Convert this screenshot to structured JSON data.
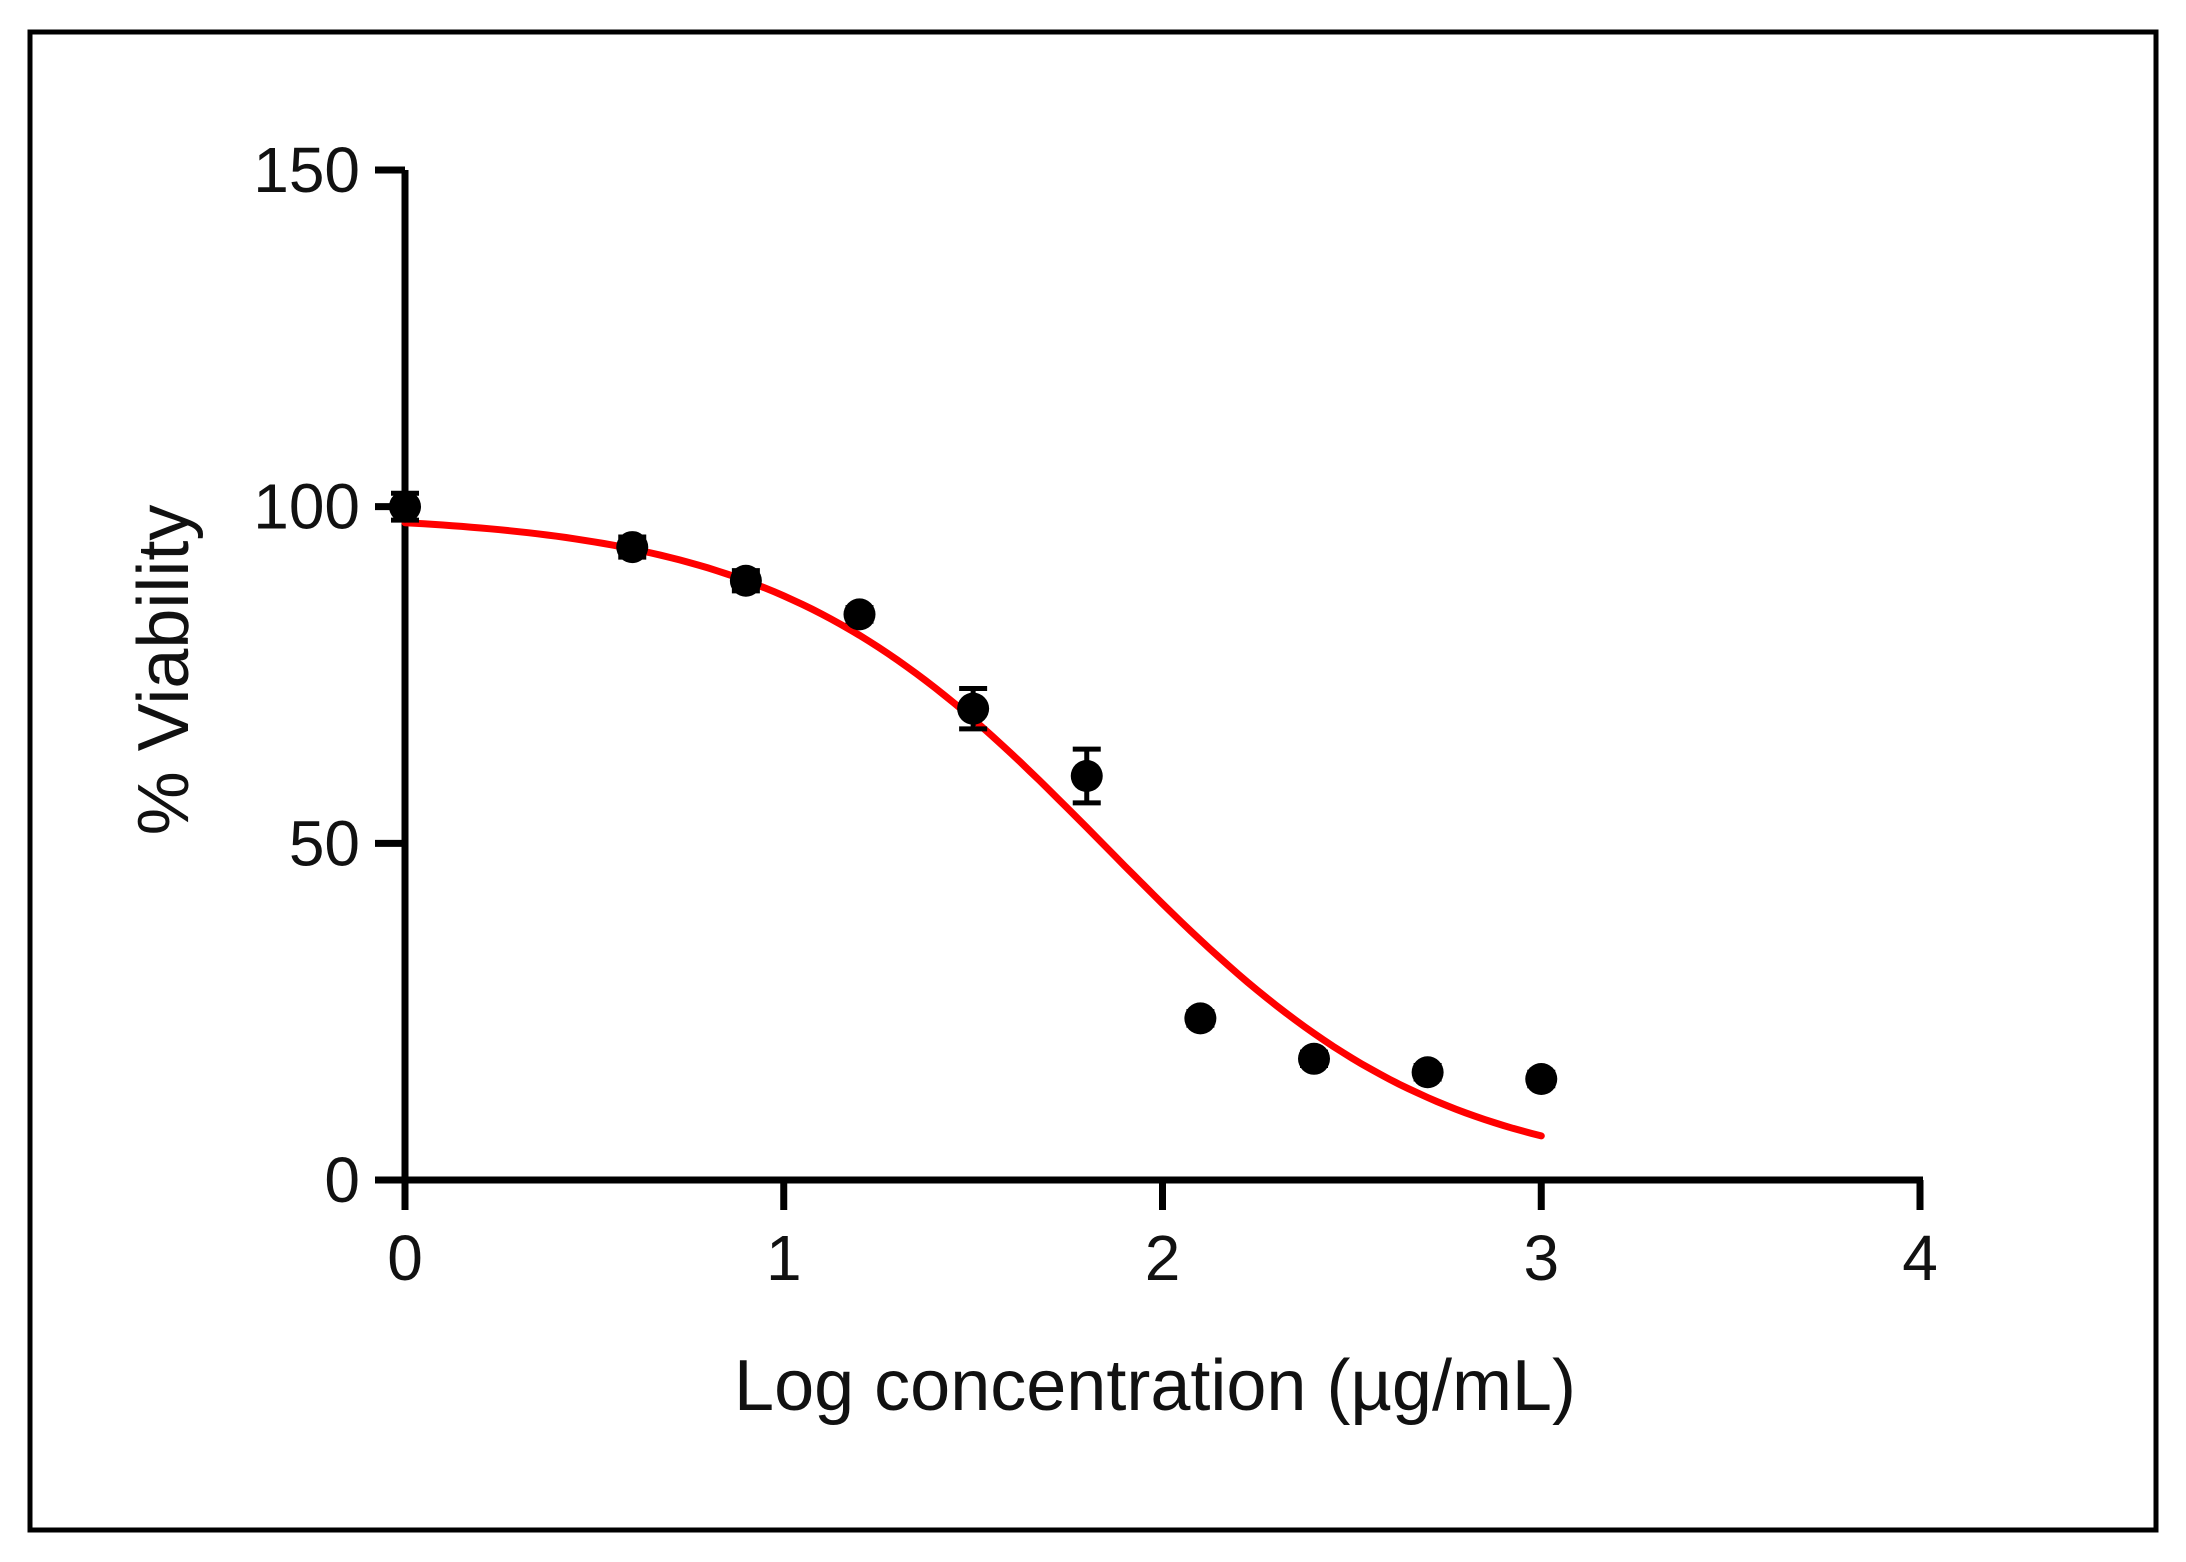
{
  "chart_data": {
    "type": "scatter",
    "title": "",
    "xlabel": "Log concentration (µg/mL)",
    "ylabel": "% Viability",
    "xlim": [
      0,
      4
    ],
    "ylim": [
      0,
      150
    ],
    "x_ticks": [
      0,
      1,
      2,
      3,
      4
    ],
    "y_ticks": [
      0,
      50,
      100,
      150
    ],
    "x_tick_labels": [
      "0",
      "1",
      "2",
      "3",
      "4"
    ],
    "y_tick_labels": [
      "0",
      "50",
      "100",
      "150"
    ],
    "grid": false,
    "legend": "none",
    "series": [
      {
        "kind": "points",
        "color": "#000000",
        "points": [
          {
            "x": 0.0,
            "y": 100,
            "err": 2
          },
          {
            "x": 0.6,
            "y": 94,
            "err": 1.5
          },
          {
            "x": 0.9,
            "y": 89,
            "err": 1.5
          },
          {
            "x": 1.2,
            "y": 84,
            "err": 1
          },
          {
            "x": 1.5,
            "y": 70,
            "err": 3
          },
          {
            "x": 1.8,
            "y": 60,
            "err": 4
          },
          {
            "x": 2.1,
            "y": 24,
            "err": 1
          },
          {
            "x": 2.4,
            "y": 18,
            "err": 1
          },
          {
            "x": 2.7,
            "y": 16,
            "err": 1
          },
          {
            "x": 3.0,
            "y": 15,
            "err": 1
          }
        ]
      },
      {
        "kind": "fit",
        "model": "four-parameter logistic",
        "color": "#ff0000",
        "x_range": [
          0,
          3
        ],
        "top": 99,
        "bottom": 0,
        "log_ic50": 1.85,
        "hill_slope": -1.0
      }
    ]
  }
}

== Set exercise ==
Exact duplication of all the records is required; pictures are omitted from the copy.

== Exercise result ==
Convert this screenshot to structured JSON data.
{
  "chart_data": {
    "type": "scatter",
    "title": "",
    "xlabel": "Log concentration (µg/mL)",
    "ylabel": "% Viability",
    "xlim": [
      0,
      4
    ],
    "ylim": [
      0,
      150
    ],
    "x_ticks": [
      0,
      1,
      2,
      3,
      4
    ],
    "y_ticks": [
      0,
      50,
      100,
      150
    ],
    "x_tick_labels": [
      "0",
      "1",
      "2",
      "3",
      "4"
    ],
    "y_tick_labels": [
      "0",
      "50",
      "100",
      "150"
    ],
    "grid": false,
    "legend": "none",
    "series": [
      {
        "kind": "points",
        "color": "#000000",
        "points": [
          {
            "x": 0.0,
            "y": 100,
            "err": 2
          },
          {
            "x": 0.6,
            "y": 94,
            "err": 1.5
          },
          {
            "x": 0.9,
            "y": 89,
            "err": 1.5
          },
          {
            "x": 1.2,
            "y": 84,
            "err": 1
          },
          {
            "x": 1.5,
            "y": 70,
            "err": 3
          },
          {
            "x": 1.8,
            "y": 60,
            "err": 4
          },
          {
            "x": 2.1,
            "y": 24,
            "err": 1
          },
          {
            "x": 2.4,
            "y": 18,
            "err": 1
          },
          {
            "x": 2.7,
            "y": 16,
            "err": 1
          },
          {
            "x": 3.0,
            "y": 15,
            "err": 1
          }
        ]
      },
      {
        "kind": "fit",
        "model": "four-parameter logistic",
        "color": "#ff0000",
        "x_range": [
          0,
          3
        ],
        "top": 99,
        "bottom": 0,
        "log_ic50": 1.85,
        "hill_slope": -1.0
      }
    ]
  }
}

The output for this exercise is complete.